GIVEN INSTRUCTION: Gather all lines from the material that contain the word "Федерации".

DATASET RECORDS:

══════

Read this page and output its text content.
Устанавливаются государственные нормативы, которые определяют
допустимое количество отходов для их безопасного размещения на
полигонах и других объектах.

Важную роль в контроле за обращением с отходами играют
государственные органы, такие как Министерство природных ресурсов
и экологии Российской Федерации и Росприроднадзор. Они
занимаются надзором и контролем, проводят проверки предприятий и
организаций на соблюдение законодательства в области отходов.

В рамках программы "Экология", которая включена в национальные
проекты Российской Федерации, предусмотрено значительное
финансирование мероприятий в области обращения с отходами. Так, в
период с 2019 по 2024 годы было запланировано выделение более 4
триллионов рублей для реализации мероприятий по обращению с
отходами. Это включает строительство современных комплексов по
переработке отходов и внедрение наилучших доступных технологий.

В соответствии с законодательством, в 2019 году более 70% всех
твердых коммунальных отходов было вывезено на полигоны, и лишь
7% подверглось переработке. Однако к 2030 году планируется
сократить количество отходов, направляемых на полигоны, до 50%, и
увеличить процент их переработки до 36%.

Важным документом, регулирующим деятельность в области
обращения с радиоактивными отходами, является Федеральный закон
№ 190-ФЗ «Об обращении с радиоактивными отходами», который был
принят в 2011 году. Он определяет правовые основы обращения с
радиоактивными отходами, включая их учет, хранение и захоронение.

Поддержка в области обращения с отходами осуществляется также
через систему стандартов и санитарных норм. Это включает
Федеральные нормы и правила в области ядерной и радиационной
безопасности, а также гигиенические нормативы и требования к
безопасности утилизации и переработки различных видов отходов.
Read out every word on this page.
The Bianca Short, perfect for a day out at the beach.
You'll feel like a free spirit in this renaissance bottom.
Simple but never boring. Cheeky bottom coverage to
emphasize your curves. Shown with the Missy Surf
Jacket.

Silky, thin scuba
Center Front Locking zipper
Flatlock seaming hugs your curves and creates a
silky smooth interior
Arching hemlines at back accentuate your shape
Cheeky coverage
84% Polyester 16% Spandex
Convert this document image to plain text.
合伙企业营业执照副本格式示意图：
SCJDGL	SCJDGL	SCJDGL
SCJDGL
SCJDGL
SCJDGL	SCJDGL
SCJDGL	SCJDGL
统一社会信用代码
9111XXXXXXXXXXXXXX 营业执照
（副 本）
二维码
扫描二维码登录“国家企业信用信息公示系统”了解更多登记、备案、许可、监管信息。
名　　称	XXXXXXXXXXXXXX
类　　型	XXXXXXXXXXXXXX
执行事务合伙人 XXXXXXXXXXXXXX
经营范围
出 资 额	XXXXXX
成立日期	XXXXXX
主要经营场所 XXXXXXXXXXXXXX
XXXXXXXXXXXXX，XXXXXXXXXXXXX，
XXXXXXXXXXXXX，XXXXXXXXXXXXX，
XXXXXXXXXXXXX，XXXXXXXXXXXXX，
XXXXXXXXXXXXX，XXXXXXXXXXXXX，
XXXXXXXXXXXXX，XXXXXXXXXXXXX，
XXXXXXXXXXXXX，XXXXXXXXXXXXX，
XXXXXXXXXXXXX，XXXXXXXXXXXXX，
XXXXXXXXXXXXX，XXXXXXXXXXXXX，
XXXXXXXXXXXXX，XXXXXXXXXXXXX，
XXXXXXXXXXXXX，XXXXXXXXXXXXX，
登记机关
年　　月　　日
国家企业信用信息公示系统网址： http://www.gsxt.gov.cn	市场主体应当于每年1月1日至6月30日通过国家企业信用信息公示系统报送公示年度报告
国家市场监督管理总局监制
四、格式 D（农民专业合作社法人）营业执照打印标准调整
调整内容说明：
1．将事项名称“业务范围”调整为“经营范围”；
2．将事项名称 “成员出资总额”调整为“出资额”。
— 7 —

══════

IN RESPONSE:
и экологии Российской Федерации и Росприроднадзор. Они
проекты Российской Федерации, предусмотрено значительное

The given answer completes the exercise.